[Work required]:
Pull every line containing "Kampus" from the entries.

[Dataset content]:
---*---

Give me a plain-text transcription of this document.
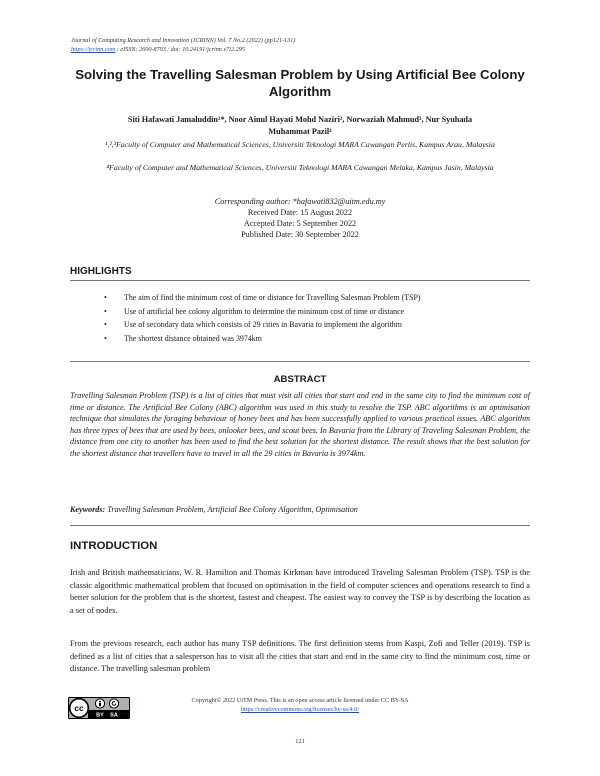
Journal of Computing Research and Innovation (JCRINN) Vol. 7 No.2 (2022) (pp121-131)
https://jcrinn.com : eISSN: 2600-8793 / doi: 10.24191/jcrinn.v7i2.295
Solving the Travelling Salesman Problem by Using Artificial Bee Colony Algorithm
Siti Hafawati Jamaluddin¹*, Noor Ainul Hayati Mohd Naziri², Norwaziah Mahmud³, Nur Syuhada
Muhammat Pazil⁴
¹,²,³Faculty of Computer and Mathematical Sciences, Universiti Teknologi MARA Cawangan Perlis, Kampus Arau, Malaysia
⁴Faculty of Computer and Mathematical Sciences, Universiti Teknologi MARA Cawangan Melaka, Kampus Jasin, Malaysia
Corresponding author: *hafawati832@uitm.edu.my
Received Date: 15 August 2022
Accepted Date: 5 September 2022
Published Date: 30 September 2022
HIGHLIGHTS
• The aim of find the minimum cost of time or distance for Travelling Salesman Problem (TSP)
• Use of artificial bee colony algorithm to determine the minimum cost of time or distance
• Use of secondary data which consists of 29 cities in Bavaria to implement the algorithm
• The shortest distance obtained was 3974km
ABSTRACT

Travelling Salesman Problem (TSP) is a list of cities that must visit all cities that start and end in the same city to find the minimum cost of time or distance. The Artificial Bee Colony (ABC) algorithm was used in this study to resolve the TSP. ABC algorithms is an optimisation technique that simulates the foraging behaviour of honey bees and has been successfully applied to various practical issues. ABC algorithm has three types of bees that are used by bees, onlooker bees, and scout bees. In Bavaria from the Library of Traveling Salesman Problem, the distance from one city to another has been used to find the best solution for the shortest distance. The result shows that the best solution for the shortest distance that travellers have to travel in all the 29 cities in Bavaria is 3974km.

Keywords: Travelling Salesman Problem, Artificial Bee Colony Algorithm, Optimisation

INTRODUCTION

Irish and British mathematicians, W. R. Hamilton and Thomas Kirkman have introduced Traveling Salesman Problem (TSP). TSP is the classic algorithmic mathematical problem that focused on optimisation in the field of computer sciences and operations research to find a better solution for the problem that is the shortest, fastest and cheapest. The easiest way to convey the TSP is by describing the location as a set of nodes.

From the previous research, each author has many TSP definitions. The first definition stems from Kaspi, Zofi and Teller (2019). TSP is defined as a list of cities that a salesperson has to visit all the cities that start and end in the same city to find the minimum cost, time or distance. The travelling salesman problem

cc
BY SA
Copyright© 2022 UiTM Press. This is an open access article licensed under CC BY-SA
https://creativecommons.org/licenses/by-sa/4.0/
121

---*---

[Solution to the problem]:
¹,²,³Faculty of Computer and Mathematical Sciences, Universiti Teknologi MARA Cawangan Perlis, Kampus Arau, Malaysia
⁴Faculty of Computer and Mathematical Sciences, Universiti Teknologi MARA Cawangan Melaka, Kampus Jasin, Malaysia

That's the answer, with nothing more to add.